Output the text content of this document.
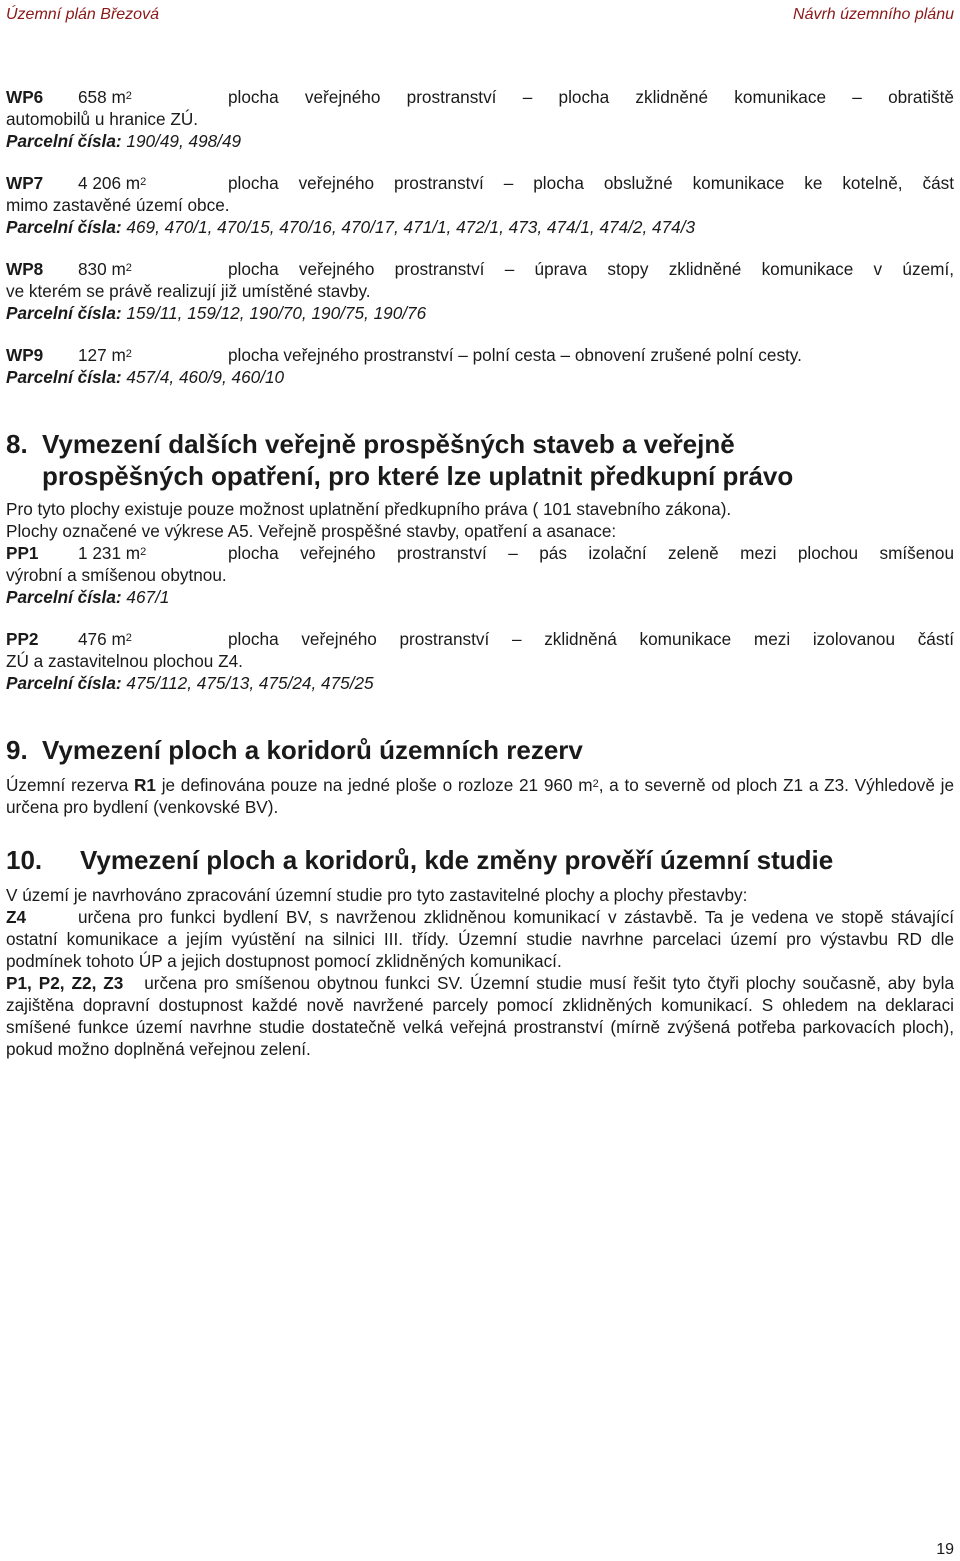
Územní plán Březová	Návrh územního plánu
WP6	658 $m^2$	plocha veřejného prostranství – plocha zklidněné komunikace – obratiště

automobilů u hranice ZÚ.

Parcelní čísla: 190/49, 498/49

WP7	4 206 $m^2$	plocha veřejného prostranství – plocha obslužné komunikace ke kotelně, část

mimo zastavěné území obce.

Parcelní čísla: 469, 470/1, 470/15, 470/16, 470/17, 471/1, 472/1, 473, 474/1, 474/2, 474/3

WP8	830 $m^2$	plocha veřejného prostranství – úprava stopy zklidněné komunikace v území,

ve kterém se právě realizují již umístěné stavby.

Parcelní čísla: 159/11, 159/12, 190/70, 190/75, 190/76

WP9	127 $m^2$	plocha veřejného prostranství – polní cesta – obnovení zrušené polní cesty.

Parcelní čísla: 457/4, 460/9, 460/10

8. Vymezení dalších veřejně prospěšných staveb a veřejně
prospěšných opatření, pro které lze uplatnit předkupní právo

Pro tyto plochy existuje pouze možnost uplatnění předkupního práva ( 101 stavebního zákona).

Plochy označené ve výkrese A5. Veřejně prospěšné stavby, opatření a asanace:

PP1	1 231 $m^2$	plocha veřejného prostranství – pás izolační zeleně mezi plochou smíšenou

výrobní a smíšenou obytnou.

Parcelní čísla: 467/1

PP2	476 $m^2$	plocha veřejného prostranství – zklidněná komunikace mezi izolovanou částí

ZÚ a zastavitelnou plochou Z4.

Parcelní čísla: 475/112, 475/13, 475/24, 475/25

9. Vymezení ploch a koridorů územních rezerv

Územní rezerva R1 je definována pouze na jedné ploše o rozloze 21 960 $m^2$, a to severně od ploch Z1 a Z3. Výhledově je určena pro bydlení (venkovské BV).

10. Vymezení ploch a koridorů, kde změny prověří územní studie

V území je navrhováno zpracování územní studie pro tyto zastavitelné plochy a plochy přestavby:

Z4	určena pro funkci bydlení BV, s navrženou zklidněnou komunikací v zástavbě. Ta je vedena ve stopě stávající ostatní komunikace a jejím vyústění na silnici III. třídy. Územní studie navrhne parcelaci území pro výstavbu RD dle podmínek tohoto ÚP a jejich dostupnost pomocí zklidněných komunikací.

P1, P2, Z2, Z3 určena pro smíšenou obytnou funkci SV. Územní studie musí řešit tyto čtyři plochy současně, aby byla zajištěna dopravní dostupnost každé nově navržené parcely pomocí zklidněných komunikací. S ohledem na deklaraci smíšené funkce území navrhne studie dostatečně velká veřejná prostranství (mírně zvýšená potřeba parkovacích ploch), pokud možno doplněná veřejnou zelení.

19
-*-*-
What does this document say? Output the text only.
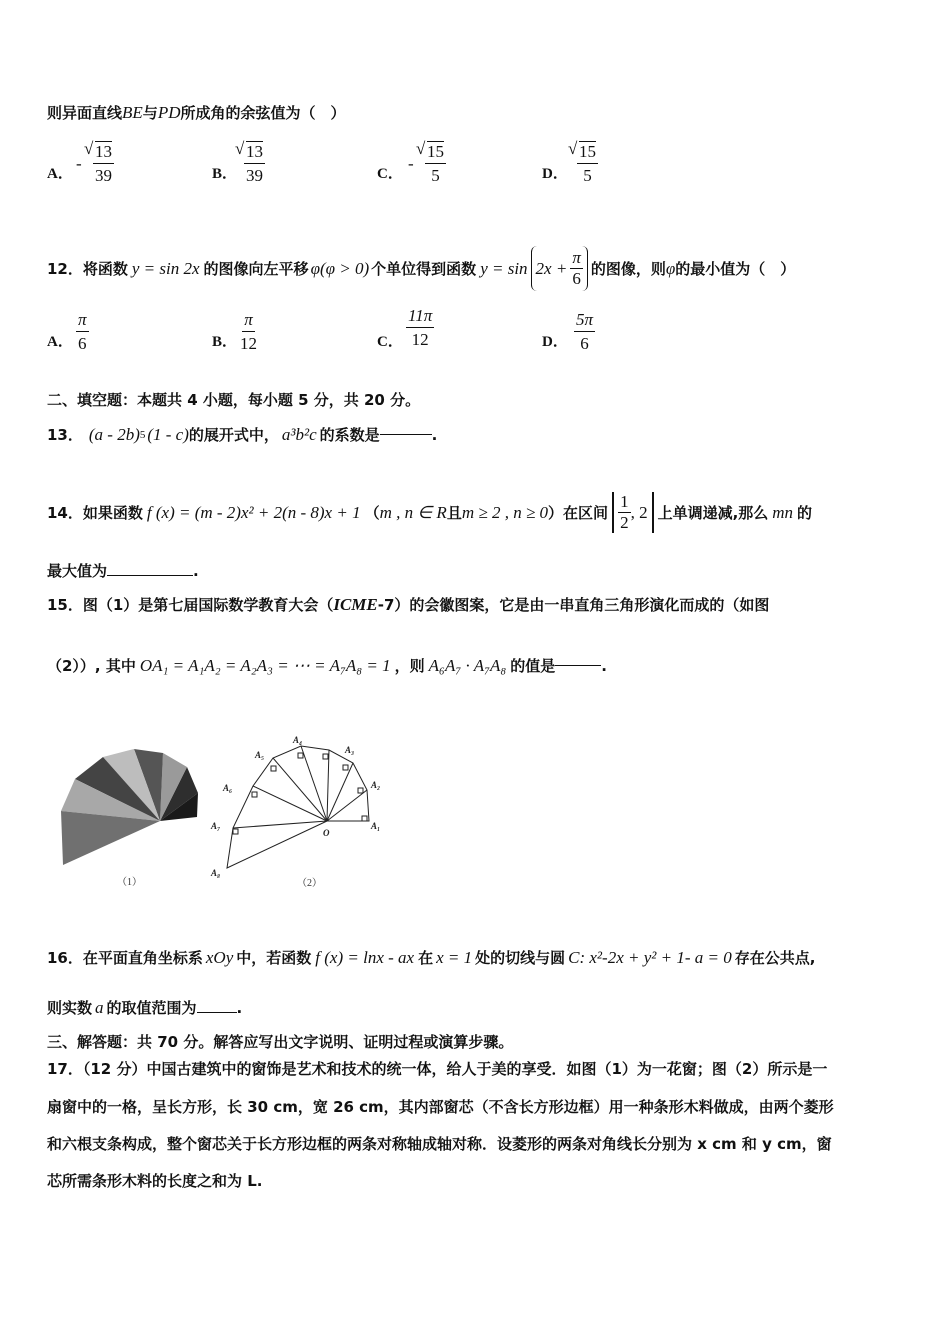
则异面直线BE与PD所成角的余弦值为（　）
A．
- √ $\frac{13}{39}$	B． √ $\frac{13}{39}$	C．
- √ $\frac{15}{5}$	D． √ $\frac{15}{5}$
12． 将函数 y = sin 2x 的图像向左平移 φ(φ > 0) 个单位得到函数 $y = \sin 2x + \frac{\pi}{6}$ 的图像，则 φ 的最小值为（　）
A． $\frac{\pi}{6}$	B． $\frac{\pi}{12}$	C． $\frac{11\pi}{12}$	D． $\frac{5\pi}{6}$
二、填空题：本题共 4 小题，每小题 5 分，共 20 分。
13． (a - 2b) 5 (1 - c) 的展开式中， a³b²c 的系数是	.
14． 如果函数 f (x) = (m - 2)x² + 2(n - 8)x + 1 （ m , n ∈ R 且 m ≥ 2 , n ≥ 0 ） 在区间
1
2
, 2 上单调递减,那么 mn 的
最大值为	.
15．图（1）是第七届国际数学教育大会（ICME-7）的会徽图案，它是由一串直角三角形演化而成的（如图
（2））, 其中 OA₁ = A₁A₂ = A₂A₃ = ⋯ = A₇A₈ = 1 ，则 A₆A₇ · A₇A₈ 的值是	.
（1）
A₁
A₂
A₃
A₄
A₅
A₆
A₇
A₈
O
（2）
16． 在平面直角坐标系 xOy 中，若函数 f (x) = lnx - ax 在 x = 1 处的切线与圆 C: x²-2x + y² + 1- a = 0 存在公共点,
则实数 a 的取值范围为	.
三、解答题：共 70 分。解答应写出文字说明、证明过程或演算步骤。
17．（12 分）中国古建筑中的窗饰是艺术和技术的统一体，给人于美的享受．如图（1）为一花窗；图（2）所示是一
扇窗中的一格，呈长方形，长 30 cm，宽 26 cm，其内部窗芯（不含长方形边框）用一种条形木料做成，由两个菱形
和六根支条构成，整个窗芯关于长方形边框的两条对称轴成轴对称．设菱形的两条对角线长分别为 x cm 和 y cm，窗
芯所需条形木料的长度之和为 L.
-*-*-
> _SET EXERCISE_
Show each line holding the word "this".

> _ANSWER IN FULL_
Output the text content of this document.
What does this document say? Output the text only.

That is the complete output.